*RECORDS:*
☆ ☆ ☆ ☆

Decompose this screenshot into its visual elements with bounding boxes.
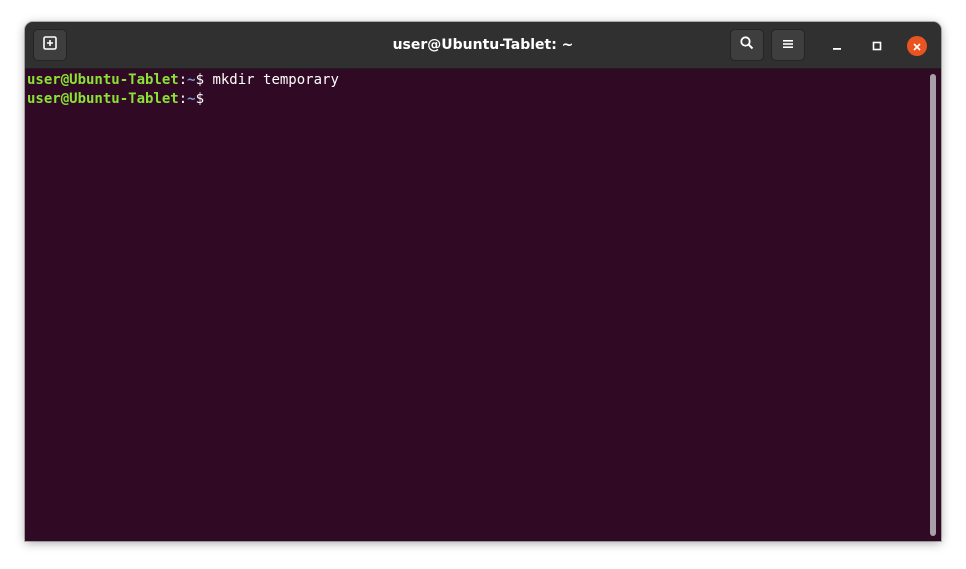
prompt-user-host: user@Ubuntu-Tablet: [27, 72, 179, 88]
search-icon: [739, 35, 755, 55]
headerbar: user@Ubuntu-Tablet: ~: [25, 22, 941, 69]
search-button[interactable]: [730, 29, 764, 61]
prompt-dollar: $: [195, 91, 205, 107]
scrollbar[interactable]: [930, 74, 936, 536]
close-button[interactable]: [907, 36, 927, 56]
menu-button[interactable]: [771, 29, 805, 61]
new-tab-icon: [42, 35, 58, 55]
prompt-colon: :: [178, 91, 188, 107]
hamburger-menu-icon: [781, 36, 795, 55]
prompt-colon: :: [178, 72, 188, 88]
terminal-line: user@Ubuntu-Tablet:~$ mkdir temporary: [27, 71, 941, 90]
prompt-user-host: user@Ubuntu-Tablet: [27, 91, 179, 107]
minimize-button[interactable]: [827, 36, 847, 56]
new-tab-button[interactable]: [33, 29, 67, 61]
prompt-path: ~: [187, 91, 196, 107]
close-icon: [912, 37, 922, 56]
command-text: mkdir temporary: [212, 72, 339, 88]
terminal-output[interactable]: user@Ubuntu-Tablet:~$ mkdir temporary us…: [25, 69, 941, 541]
maximize-icon: [871, 37, 883, 56]
prompt-path: ~: [187, 72, 196, 88]
prompt-dollar: $: [195, 72, 213, 88]
terminal-window: user@Ubuntu-Tablet: ~ user@Ubuntu-Tablet…: [25, 22, 941, 541]
terminal-line: user@Ubuntu-Tablet:~$: [27, 90, 941, 109]
minimize-icon: [831, 37, 843, 56]
maximize-button[interactable]: [867, 36, 887, 56]
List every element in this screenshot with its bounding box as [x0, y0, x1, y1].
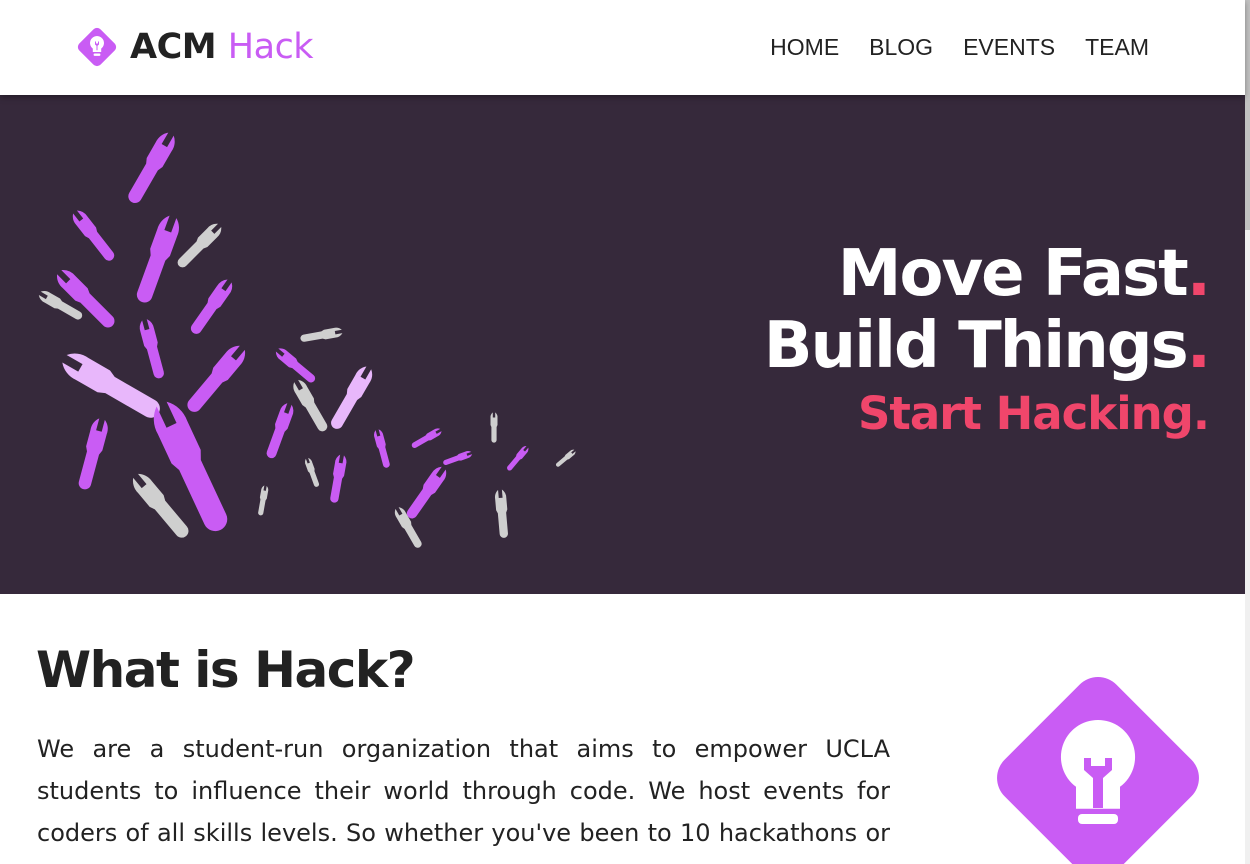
- wrench-icon: [263, 401, 296, 461]
- wrench-icon: [290, 377, 331, 435]
- nav-home[interactable]: HOME: [770, 30, 839, 64]
- page-scrollbar[interactable]: [1245, 0, 1250, 864]
- wrench-icon: [137, 317, 167, 380]
- brand-hack: Hack: [227, 27, 314, 67]
- brand-name: ACM Hack: [130, 24, 314, 70]
- wrench-icon: [123, 129, 179, 207]
- wrench-icon: [372, 428, 392, 469]
- wrench-icon: [146, 397, 236, 537]
- wrench-icon: [174, 220, 225, 271]
- wrench-icon: [410, 426, 443, 450]
- wrench-icon: [128, 470, 194, 542]
- wrench-icon: [442, 449, 473, 467]
- scrollbar-thumb[interactable]: [1245, 0, 1250, 230]
- navbar: ACM Hack HOME BLOG EVENTS TEAM: [0, 0, 1245, 95]
- wrench-icon: [490, 412, 498, 443]
- wrench-icon: [132, 213, 183, 306]
- wrench-icon: [52, 265, 119, 332]
- wrench-icon: [328, 454, 348, 504]
- wrench-icon: [182, 341, 250, 417]
- brand-home-link[interactable]: ACM Hack: [74, 24, 314, 70]
- hero-banner: Move Fast. Build Things. Start Hacking.: [0, 95, 1245, 594]
- nav-team[interactable]: TEAM: [1085, 30, 1149, 64]
- wrench-icon: [75, 416, 111, 492]
- wrench-icon: [494, 489, 510, 539]
- tagline-line-3: Start Hacking.: [857, 387, 1210, 440]
- tagline-line-1: Move Fast.: [837, 237, 1211, 311]
- about-title: What is Hack?: [36, 641, 416, 699]
- wrench-icon: [327, 363, 376, 433]
- wrench-icon: [256, 485, 270, 516]
- about-body: We are a student-run organization that a…: [37, 735, 890, 864]
- wrench-icon: [403, 464, 450, 522]
- wrench-icon: [273, 345, 318, 386]
- nav-blog[interactable]: BLOG: [869, 30, 933, 64]
- nav-events[interactable]: EVENTS: [963, 30, 1055, 64]
- wrench-icon: [505, 444, 531, 473]
- brand-acm: ACM: [130, 27, 217, 67]
- wrench-icon: [299, 326, 343, 344]
- lightbulb-logo-icon: [997, 677, 1199, 864]
- lightbulb-logo-icon: [77, 27, 117, 67]
- wrench-icon: [69, 207, 118, 264]
- tagline-line-2: Build Things.: [763, 309, 1211, 383]
- wrench-icon: [554, 448, 577, 469]
- hero-tagline: Move Fast. Build Things. Start Hacking.: [763, 237, 1211, 444]
- wrench-illustration: [36, 129, 577, 550]
- wrench-icon: [303, 457, 321, 488]
- wrench-icon: [187, 276, 236, 338]
- about-section: What is Hack? We are a student-run organ…: [0, 594, 1245, 864]
- main-nav: HOME BLOG EVENTS TEAM: [770, 30, 1149, 64]
- wrench-icon: [58, 347, 165, 425]
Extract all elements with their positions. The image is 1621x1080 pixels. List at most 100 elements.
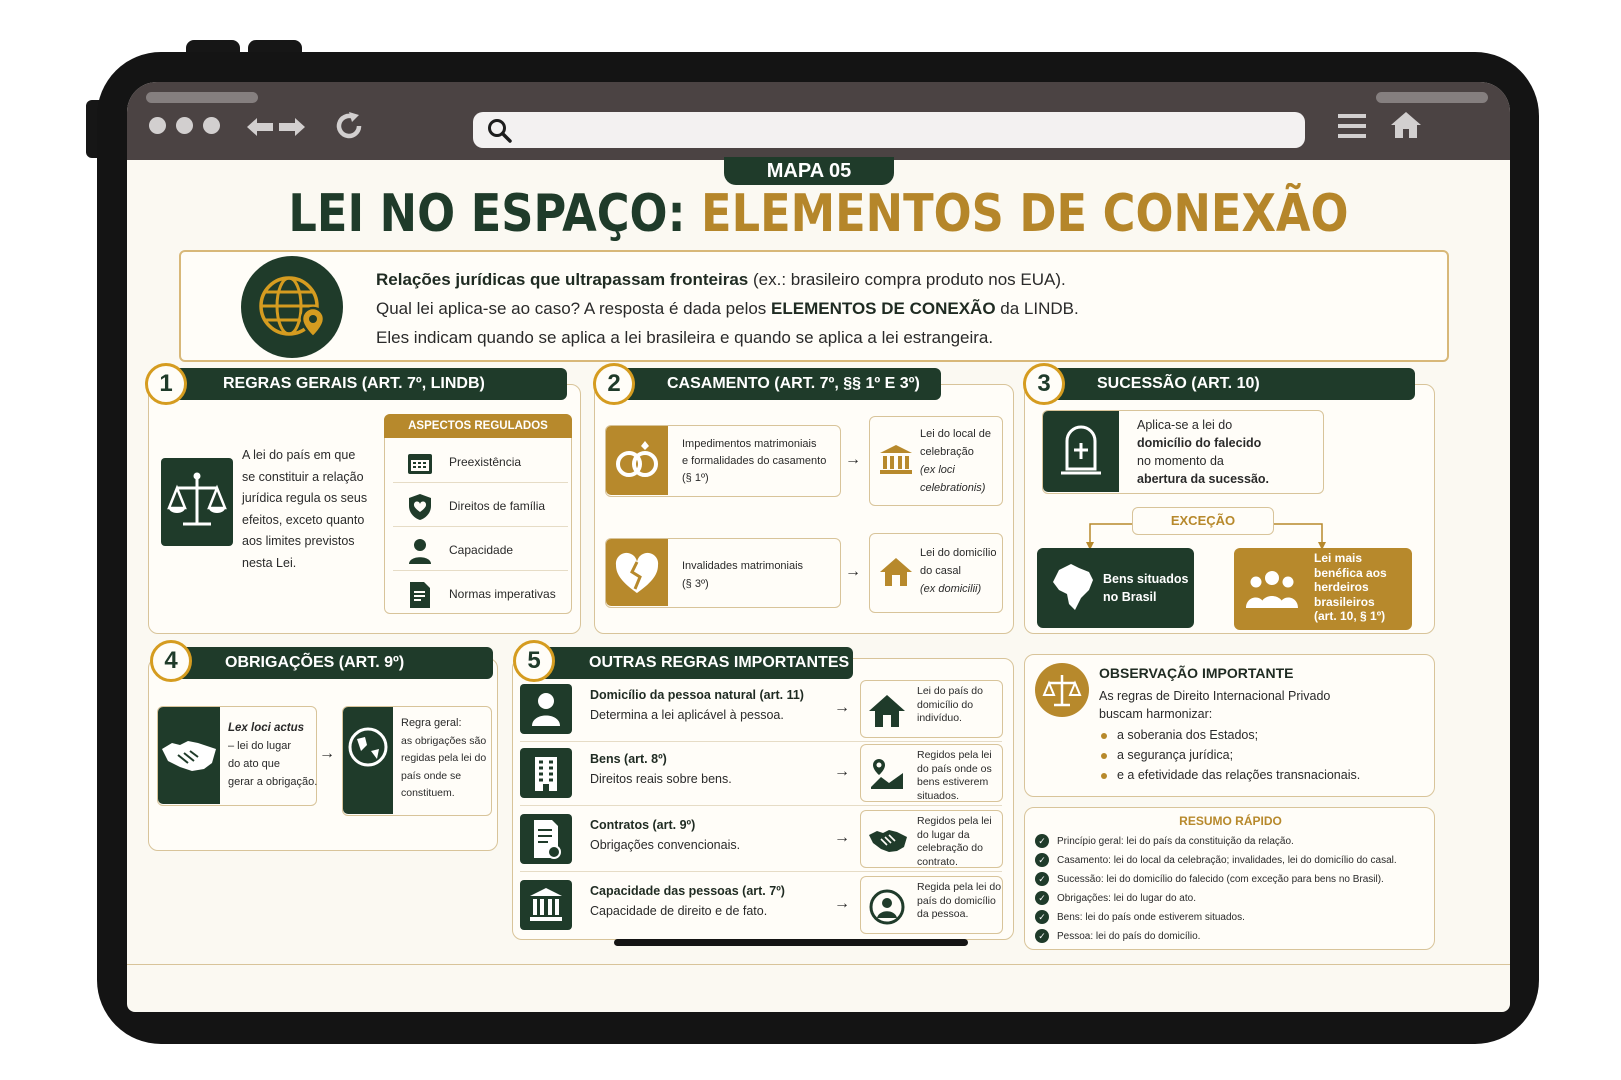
- summary-item: ✓ Pessoa: lei do país do domicílio.: [1035, 927, 1200, 945]
- menu-icon[interactable]: [1337, 112, 1367, 140]
- shield-icon: [409, 494, 431, 520]
- people-icon: [1246, 571, 1298, 608]
- rule-result: Regida pela lei do país do domicílio da pe…: [860, 876, 1003, 934]
- section-2-number: 2: [593, 363, 635, 405]
- section-4-title: OBRIGAÇÕES (ART. 9º): [173, 647, 493, 679]
- check-icon: ✓: [1035, 834, 1049, 848]
- land-icon: [871, 759, 903, 789]
- rule-result: Regidos pela lei do país onde os bens esti…: [860, 744, 1003, 802]
- section-4-number: 4: [150, 640, 192, 682]
- summary-item: ✓ Princípio geral: lei do país da constit…: [1035, 832, 1294, 850]
- bottom-rule: [127, 964, 1510, 965]
- handshake-icon: [158, 707, 220, 804]
- screen: MAPA 05 LEI NO ESPAÇO: ELEMENTOS DE CONE…: [127, 82, 1510, 1012]
- casamento-invalidades: Invalidades matrimoniais (§ 3º): [605, 538, 841, 608]
- arrow: →: [845, 451, 861, 468]
- observacao-title: OBSERVAÇÃO IMPORTANTE: [1099, 665, 1294, 681]
- exception-label: EXCEÇÃO: [1132, 507, 1274, 535]
- scales-icon: [1035, 663, 1089, 717]
- section-5-title: OUTRAS REGRAS IMPORTANTES: [537, 647, 853, 679]
- resumo-title: RESUMO RÁPIDO: [1179, 814, 1282, 828]
- check-icon: ✓: [1035, 853, 1049, 867]
- intro-line-2: Qual lei aplica-se ao caso? A resposta é…: [376, 299, 1079, 318]
- user-circle-icon: [869, 889, 905, 925]
- casamento-lei-domicilio: Lei do domicílio do casal (ex domicilii): [869, 533, 1003, 613]
- courthouse-icon: [880, 445, 912, 474]
- window-dots[interactable]: [149, 117, 220, 134]
- resumo-rapido: RESUMO RÁPIDO ✓ Princípio geral: lei do p…: [1024, 807, 1435, 950]
- observacao-bullet: e a efetividade das relações transnacion…: [1101, 768, 1360, 782]
- building-icon: [520, 748, 572, 798]
- summary-item: ✓ Sucessão: lei do domicílio do falecido …: [1035, 870, 1384, 888]
- aspects-box: ASPECTOS REGULADOS Preexistência Direito…: [384, 414, 572, 614]
- rule-row: Contratos (art. 9º) Obrigações convencion…: [520, 810, 1003, 872]
- section-1-number: 1: [145, 363, 187, 405]
- observacao-importante: OBSERVAÇÃO IMPORTANTE As regras de Direi…: [1024, 654, 1435, 797]
- contract-icon: [520, 814, 572, 864]
- back-icon[interactable]: [245, 112, 275, 142]
- document-icon: [410, 582, 430, 608]
- tab-pill-left: [146, 92, 258, 103]
- summary-item: ✓ Casamento: lei do local da celebração; …: [1035, 851, 1397, 869]
- rule-result: Regidos pela lei do lugar da celebração do…: [860, 810, 1003, 868]
- obrigacoes-regra-geral: Regra geral: as obrigações são regidas pel…: [342, 706, 492, 816]
- brazil-map-icon: [1053, 564, 1093, 610]
- person-icon: [409, 539, 431, 564]
- globe-pin-icon: [241, 256, 343, 358]
- address-bar[interactable]: [473, 112, 1305, 148]
- home-icon[interactable]: [1389, 110, 1423, 140]
- home-indicator[interactable]: [614, 939, 968, 946]
- page-title: LEI NO ESPAÇO: ELEMENTOS DE CONEXÃO: [288, 184, 1349, 244]
- map-badge: MAPA 05: [724, 157, 894, 185]
- forward-icon[interactable]: [277, 112, 307, 142]
- aspect-item: Preexistência: [393, 443, 568, 483]
- rings-icon: [606, 426, 668, 495]
- handshake-icon: [869, 830, 907, 852]
- tombstone-icon: [1043, 411, 1119, 492]
- house-icon: [869, 695, 905, 727]
- scales-icon: [161, 458, 233, 546]
- rule-row: Bens (art. 8º) Direitos reais sobre bens.…: [520, 744, 1003, 806]
- observacao-bullet: a soberania dos Estados;: [1101, 728, 1258, 742]
- rule-row: Domicílio da pessoa natural (art. 11) Det…: [520, 680, 1003, 742]
- arrow: →: [319, 745, 335, 762]
- intro-line-3: Eles indicam quando se aplica a lei bras…: [376, 328, 994, 347]
- arrow: →: [834, 895, 850, 912]
- aspects-title: ASPECTOS REGULADOS: [384, 414, 572, 438]
- intro-line-1: Relações jurídicas que ultrapassam front…: [376, 270, 1066, 289]
- broken-heart-icon: [606, 539, 668, 606]
- rule-result: Lei do país do domicílio do indivíduo.: [860, 680, 1003, 738]
- section-1-text: A lei do país em que se constituir a rela…: [242, 448, 368, 570]
- search-icon: [488, 119, 512, 143]
- section-3-number: 3: [1023, 363, 1065, 405]
- check-icon: ✓: [1035, 929, 1049, 943]
- arrow: →: [834, 829, 850, 846]
- check-icon: ✓: [1035, 910, 1049, 924]
- bank-icon: [520, 880, 572, 930]
- reload-icon[interactable]: [333, 110, 365, 142]
- person-icon: [520, 684, 572, 734]
- summary-item: ✓ Obrigações: lei do lugar do ato.: [1035, 889, 1196, 907]
- summary-item: ✓ Bens: lei do país onde estiverem situad…: [1035, 908, 1245, 926]
- rule-row: Capacidade das pessoas (art. 7º) Capacida…: [520, 876, 1003, 938]
- calendar-icon: [408, 454, 432, 474]
- sucessao-lei-benefica: Lei mais benéfica aos herdeiros brasileiros…: [1234, 548, 1412, 630]
- aspect-item: Capacidade: [393, 531, 568, 571]
- section-5-number: 5: [513, 640, 555, 682]
- section-3-title: SUCESSÃO (ART. 10): [1045, 368, 1415, 400]
- arrow: →: [834, 699, 850, 716]
- check-icon: ✓: [1035, 891, 1049, 905]
- casamento-impedimentos: Impedimentos matrimoniais e formalidades …: [605, 425, 841, 497]
- observacao-bullet: a segurança jurídica;: [1101, 748, 1233, 762]
- sucessao-regra: Aplica-se a lei do domicílio do falecido n…: [1042, 410, 1324, 494]
- house-icon: [880, 558, 912, 586]
- section-1-title: REGRAS GERAIS (ART. 7º, LINDB): [171, 368, 567, 400]
- aspect-item: Direitos de família: [393, 487, 568, 527]
- intro-box: Relações jurídicas que ultrapassam front…: [179, 250, 1449, 362]
- tab-pill-right: [1376, 92, 1488, 103]
- sucessao-bens-brasil: Bens situados no Brasil: [1037, 548, 1194, 628]
- browser-toolbar: [127, 82, 1510, 160]
- check-icon: ✓: [1035, 872, 1049, 886]
- arrow: →: [845, 563, 861, 580]
- observacao-text: As regras de Direito Internacional Priva…: [1099, 689, 1331, 721]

☆ ☆ ☆ ☆

*SET TASK:*
Transcribe the listing word for word, from its beginning through the line containing "List every element", including that line, and omit the pictures.

*RESPONSE:*
Decompose this screenshot into its visual elements with bounding boxes.
prompt-user-host: user@Ubuntu-Tablet: [27, 72, 179, 88]
search-icon: [739, 35, 755, 55]
headerbar: user@Ubuntu-Tablet: ~: [25, 22, 941, 69]
search-button[interactable]: [730, 29, 764, 61]
prompt-dollar: $: [195, 91, 205, 107]
scrollbar[interactable]: [930, 74, 936, 536]
close-button[interactable]: [907, 36, 927, 56]
menu-button[interactable]: [771, 29, 805, 61]
new-tab-icon: [42, 35, 58, 55]
prompt-colon: :: [178, 91, 188, 107]
hamburger-menu-icon: [781, 36, 795, 55]
prompt-colon: :: [178, 72, 188, 88]
terminal-line: user@Ubuntu-Tablet:~$ mkdir temporary: [27, 71, 941, 90]
prompt-user-host: user@Ubuntu-Tablet: [27, 91, 179, 107]
minimize-button[interactable]: [827, 36, 847, 56]
new-tab-button[interactable]: [33, 29, 67, 61]
prompt-path: ~: [187, 91, 196, 107]
close-icon: [912, 37, 922, 56]
command-text: mkdir temporary: [212, 72, 339, 88]
terminal-output[interactable]: user@Ubuntu-Tablet:~$ mkdir temporary us…: [25, 69, 941, 541]
maximize-icon: [871, 37, 883, 56]
prompt-path: ~: [187, 72, 196, 88]
prompt-dollar: $: [195, 72, 213, 88]
terminal-window: user@Ubuntu-Tablet: ~ user@Ubuntu-Tablet…: [25, 22, 941, 541]
terminal-line: user@Ubuntu-Tablet:~$: [27, 90, 941, 109]
minimize-icon: [831, 37, 843, 56]
maximize-button[interactable]: [867, 36, 887, 56]
List every element in this screenshot with its bounding box as [x0, y0, x1, y1].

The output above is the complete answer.